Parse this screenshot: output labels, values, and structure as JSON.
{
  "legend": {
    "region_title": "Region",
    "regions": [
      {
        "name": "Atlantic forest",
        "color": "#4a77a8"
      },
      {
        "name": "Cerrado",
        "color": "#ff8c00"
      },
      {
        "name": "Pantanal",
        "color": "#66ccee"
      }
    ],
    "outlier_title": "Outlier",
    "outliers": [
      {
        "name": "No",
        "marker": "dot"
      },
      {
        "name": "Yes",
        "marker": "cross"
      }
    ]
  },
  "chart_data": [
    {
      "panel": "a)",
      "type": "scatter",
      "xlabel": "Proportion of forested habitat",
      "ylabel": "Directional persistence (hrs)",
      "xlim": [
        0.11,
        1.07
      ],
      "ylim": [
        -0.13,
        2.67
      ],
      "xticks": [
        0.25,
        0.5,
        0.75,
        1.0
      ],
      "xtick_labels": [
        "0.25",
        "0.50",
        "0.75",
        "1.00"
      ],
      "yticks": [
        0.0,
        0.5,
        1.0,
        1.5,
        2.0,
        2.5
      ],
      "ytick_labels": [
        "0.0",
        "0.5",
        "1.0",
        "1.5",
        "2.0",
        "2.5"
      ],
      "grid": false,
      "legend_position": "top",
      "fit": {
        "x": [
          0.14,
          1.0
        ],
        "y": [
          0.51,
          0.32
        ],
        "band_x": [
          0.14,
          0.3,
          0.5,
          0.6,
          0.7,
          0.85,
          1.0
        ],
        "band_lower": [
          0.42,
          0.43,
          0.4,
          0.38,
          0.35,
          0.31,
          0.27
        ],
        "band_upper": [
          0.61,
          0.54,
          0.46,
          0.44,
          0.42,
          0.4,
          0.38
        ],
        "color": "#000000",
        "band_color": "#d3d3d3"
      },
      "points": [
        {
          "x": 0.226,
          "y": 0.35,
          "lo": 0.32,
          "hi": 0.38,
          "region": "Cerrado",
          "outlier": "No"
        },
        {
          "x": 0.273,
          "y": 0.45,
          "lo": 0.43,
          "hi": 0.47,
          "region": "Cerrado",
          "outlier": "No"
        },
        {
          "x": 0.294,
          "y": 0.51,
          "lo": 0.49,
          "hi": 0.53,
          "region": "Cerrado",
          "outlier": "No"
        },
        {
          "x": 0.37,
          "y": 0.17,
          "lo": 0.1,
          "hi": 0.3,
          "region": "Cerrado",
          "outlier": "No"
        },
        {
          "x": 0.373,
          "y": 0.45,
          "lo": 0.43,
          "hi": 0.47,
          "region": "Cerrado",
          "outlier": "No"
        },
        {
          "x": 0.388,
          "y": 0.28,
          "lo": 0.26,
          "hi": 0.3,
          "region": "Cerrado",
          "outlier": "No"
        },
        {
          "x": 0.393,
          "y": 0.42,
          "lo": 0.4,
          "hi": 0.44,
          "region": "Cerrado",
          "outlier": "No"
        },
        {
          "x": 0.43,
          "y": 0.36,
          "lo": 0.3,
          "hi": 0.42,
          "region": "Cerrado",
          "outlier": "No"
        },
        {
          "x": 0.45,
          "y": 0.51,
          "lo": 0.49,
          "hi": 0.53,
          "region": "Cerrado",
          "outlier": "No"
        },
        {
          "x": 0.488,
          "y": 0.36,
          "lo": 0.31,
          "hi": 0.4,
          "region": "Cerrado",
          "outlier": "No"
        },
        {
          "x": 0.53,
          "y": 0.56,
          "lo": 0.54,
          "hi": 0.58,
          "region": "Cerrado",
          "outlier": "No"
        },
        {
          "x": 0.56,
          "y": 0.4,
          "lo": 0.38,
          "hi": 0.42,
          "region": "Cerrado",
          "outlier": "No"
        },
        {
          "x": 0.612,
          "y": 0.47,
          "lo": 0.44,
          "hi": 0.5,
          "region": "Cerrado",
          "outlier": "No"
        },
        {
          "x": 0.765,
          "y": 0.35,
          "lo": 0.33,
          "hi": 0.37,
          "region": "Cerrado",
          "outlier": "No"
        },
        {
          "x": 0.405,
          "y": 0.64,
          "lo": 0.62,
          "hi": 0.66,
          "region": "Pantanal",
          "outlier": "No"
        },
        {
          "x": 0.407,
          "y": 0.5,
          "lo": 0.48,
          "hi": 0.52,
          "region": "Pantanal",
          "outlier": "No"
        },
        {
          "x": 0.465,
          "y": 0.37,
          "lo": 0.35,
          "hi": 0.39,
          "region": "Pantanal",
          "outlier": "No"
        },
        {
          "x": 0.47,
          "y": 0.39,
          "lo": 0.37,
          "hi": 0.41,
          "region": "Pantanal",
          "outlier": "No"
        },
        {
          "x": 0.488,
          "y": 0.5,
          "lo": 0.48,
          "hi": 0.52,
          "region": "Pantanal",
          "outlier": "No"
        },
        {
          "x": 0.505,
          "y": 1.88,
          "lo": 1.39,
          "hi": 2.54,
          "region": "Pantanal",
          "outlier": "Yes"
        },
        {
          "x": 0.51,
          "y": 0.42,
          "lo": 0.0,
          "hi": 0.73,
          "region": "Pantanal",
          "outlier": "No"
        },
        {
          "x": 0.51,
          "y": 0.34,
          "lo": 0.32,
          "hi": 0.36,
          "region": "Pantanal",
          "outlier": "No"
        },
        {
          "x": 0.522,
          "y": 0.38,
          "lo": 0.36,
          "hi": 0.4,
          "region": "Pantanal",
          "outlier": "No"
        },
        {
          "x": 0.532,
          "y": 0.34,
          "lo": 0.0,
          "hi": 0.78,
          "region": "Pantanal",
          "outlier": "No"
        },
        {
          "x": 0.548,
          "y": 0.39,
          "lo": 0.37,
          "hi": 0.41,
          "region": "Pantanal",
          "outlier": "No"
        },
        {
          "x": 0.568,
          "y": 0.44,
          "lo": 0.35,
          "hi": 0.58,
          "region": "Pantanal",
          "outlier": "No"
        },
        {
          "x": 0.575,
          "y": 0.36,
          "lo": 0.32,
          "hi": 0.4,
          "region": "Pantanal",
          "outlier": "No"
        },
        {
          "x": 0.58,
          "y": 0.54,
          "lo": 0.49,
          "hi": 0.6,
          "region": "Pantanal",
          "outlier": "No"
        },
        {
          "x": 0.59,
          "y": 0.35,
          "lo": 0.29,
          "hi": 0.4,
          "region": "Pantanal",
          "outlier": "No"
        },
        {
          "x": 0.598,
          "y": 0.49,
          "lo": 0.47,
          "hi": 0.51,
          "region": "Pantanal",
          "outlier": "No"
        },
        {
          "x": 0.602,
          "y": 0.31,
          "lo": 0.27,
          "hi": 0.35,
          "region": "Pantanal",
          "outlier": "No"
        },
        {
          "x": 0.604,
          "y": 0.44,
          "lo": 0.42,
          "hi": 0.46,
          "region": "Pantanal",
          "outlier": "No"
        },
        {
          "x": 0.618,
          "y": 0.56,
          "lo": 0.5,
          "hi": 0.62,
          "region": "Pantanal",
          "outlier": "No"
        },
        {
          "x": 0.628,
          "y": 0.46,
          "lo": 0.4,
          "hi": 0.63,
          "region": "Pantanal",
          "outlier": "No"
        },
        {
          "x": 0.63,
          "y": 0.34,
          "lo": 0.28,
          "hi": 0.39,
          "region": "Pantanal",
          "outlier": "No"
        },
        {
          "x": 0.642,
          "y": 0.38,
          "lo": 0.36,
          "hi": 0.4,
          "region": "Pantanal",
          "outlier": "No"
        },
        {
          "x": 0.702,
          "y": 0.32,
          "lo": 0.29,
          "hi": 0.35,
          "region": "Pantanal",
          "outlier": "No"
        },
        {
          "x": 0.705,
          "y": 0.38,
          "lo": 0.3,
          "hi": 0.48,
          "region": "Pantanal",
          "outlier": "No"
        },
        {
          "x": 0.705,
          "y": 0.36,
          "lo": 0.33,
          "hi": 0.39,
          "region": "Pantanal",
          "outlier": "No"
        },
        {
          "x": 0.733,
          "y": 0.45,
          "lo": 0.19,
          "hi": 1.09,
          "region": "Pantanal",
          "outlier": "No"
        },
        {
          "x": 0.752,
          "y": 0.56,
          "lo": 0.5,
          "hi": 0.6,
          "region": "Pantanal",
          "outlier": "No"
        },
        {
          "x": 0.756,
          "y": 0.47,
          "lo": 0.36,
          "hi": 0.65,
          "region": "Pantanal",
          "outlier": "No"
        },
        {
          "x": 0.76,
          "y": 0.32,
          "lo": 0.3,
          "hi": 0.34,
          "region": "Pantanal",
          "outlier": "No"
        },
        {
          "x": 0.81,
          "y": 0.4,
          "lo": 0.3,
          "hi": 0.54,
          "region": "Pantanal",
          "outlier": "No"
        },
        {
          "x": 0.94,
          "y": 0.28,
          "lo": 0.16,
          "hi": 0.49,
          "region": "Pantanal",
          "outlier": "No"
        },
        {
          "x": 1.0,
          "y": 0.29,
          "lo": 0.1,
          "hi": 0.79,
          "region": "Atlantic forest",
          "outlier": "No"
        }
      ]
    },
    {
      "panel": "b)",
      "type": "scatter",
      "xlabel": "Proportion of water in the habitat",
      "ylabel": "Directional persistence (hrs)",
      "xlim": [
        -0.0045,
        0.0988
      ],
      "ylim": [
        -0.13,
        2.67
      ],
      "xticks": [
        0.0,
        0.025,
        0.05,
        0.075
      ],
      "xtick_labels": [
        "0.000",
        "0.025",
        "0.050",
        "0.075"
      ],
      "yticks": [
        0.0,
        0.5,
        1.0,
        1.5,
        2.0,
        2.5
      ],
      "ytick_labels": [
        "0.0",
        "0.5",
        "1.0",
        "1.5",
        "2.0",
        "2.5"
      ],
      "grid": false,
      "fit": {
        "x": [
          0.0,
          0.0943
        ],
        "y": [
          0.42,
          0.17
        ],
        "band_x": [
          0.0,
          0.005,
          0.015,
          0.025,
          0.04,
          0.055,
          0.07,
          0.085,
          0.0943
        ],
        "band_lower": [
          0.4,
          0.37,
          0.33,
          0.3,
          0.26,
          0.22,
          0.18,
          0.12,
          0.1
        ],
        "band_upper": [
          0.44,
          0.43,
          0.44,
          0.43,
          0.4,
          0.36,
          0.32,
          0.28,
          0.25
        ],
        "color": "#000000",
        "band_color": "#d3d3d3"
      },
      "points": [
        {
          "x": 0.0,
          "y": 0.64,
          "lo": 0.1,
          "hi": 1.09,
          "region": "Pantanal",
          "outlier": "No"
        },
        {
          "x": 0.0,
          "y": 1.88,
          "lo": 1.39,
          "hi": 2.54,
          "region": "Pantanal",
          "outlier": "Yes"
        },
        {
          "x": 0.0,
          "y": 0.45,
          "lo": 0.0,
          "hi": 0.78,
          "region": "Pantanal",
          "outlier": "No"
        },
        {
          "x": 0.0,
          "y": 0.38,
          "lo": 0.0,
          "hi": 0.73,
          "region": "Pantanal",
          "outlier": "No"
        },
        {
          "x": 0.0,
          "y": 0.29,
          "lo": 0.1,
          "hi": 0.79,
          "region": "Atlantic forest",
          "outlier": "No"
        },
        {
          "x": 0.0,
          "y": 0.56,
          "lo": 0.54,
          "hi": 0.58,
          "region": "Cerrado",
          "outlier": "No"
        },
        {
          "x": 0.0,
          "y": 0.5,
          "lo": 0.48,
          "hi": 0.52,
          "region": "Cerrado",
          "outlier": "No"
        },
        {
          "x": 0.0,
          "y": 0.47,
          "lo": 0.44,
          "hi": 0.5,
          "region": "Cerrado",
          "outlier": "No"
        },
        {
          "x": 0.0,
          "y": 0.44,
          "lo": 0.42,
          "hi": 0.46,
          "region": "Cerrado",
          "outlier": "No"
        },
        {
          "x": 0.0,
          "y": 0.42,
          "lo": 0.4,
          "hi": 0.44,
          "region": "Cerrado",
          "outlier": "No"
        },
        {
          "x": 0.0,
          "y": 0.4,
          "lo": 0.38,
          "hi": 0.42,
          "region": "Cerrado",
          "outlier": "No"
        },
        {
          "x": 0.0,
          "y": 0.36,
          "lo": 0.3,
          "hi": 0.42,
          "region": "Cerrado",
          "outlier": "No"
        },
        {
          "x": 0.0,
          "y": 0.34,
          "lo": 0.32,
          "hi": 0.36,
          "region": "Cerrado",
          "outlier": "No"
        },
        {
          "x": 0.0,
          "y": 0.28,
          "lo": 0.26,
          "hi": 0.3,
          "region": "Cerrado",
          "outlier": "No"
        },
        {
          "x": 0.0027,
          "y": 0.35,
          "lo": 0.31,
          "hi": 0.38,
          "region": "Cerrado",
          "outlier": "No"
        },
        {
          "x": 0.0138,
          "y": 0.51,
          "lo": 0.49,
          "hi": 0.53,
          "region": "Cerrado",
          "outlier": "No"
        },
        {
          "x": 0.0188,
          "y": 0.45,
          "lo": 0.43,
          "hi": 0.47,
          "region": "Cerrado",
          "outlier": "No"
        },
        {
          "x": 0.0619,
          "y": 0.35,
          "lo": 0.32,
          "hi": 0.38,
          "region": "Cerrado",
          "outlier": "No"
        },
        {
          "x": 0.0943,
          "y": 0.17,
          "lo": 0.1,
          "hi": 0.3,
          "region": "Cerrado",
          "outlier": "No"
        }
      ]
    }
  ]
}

* * * *

* [DESCRIPTION OF THE TASK]:
Give the number of lines in the listing above that hold the string "habitat", with nothing else.

* [TASK RESPONSE]:
2